▶ [AIM]
Find each line that has the string "text" and give the total, with nothing else.

▶ [RECORD EXTRACTS]
◇ ◇ ◇ ◇
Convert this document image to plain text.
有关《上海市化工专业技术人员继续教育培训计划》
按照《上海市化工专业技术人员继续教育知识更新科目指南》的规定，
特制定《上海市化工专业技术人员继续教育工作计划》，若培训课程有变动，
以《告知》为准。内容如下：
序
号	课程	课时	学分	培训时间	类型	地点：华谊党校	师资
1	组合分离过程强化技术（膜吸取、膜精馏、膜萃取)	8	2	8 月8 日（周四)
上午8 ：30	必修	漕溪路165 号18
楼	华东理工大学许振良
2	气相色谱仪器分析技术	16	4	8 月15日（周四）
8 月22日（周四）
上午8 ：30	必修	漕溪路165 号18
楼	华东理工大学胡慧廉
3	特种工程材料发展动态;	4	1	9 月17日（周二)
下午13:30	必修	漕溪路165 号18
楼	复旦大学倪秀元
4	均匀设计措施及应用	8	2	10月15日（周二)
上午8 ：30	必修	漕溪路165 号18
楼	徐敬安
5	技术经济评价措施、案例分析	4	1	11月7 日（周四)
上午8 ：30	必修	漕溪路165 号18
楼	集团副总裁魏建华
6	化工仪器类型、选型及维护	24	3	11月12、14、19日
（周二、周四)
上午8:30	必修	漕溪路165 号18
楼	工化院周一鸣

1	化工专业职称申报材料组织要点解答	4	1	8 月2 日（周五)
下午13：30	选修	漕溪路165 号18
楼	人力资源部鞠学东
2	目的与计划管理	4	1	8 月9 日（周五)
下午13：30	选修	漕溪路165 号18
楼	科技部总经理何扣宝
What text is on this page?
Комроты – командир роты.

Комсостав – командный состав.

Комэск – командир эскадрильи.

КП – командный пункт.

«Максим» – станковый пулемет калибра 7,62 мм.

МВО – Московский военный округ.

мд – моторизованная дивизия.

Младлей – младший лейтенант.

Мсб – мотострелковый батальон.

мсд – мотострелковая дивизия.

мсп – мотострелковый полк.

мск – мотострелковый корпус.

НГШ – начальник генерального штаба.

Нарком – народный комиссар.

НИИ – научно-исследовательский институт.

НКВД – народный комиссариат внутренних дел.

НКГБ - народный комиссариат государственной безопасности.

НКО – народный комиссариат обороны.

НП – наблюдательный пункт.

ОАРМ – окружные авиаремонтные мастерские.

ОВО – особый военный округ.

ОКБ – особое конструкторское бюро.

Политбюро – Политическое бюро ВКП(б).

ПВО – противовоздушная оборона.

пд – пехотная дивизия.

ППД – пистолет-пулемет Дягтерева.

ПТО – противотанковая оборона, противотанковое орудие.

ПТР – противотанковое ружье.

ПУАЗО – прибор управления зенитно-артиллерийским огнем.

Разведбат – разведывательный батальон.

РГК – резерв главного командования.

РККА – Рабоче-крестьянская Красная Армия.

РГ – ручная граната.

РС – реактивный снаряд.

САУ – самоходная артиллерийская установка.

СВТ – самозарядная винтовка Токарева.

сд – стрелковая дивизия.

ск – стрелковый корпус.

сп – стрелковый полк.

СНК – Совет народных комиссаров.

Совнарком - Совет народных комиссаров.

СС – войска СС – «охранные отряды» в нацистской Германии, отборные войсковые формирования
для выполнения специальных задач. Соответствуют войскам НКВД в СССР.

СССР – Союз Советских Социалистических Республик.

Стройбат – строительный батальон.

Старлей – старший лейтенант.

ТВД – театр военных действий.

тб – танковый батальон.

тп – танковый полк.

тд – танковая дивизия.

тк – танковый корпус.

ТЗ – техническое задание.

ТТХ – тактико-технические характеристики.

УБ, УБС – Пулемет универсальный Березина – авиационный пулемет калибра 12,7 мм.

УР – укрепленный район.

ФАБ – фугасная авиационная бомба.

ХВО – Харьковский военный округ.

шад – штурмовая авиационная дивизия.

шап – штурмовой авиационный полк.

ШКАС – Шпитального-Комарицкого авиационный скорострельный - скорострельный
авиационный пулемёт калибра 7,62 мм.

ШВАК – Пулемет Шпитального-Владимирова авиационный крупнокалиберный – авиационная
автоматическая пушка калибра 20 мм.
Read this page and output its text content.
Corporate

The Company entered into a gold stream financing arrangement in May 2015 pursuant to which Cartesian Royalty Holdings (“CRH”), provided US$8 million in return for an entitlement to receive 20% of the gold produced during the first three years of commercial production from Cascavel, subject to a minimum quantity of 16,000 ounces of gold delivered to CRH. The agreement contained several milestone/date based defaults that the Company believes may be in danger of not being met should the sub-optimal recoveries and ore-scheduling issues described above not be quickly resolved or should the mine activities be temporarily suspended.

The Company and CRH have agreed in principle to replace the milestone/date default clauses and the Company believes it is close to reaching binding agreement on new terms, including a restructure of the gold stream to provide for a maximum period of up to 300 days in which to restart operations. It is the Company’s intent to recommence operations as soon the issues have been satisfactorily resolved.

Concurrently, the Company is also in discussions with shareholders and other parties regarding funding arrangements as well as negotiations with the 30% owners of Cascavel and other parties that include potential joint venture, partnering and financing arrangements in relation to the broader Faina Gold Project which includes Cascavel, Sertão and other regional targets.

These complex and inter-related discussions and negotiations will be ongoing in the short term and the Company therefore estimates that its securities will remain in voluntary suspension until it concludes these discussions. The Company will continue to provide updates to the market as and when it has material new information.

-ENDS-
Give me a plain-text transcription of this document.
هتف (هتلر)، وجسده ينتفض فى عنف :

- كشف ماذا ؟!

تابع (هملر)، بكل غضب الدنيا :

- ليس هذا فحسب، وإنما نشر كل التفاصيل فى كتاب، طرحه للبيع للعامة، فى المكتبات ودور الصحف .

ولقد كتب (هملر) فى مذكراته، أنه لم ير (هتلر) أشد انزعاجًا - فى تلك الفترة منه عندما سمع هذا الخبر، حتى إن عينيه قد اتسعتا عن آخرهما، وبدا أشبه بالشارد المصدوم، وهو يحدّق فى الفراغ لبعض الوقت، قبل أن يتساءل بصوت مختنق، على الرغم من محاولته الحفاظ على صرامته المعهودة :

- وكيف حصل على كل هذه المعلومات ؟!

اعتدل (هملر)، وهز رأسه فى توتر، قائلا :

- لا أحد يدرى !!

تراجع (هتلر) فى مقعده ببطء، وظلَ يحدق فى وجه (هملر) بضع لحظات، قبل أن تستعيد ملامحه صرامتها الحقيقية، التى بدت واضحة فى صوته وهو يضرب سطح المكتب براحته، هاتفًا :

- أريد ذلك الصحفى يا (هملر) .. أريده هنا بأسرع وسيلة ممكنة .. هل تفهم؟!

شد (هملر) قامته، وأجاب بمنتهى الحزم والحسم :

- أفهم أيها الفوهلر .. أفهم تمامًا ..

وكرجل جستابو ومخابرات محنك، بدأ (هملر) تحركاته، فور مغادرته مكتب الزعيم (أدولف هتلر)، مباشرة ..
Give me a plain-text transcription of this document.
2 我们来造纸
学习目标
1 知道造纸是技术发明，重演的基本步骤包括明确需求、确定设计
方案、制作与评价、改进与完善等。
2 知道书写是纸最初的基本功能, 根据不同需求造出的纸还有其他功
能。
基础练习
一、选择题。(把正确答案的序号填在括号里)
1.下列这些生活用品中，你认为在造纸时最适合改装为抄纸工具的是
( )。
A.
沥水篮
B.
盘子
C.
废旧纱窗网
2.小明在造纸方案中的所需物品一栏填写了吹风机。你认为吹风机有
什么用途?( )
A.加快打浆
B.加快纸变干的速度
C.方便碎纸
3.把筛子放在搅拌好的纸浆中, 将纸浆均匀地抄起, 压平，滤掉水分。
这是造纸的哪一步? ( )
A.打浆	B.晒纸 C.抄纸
◇ ◇ ◇ ◇
▶ [REPLY TO THE EXERCISE]
5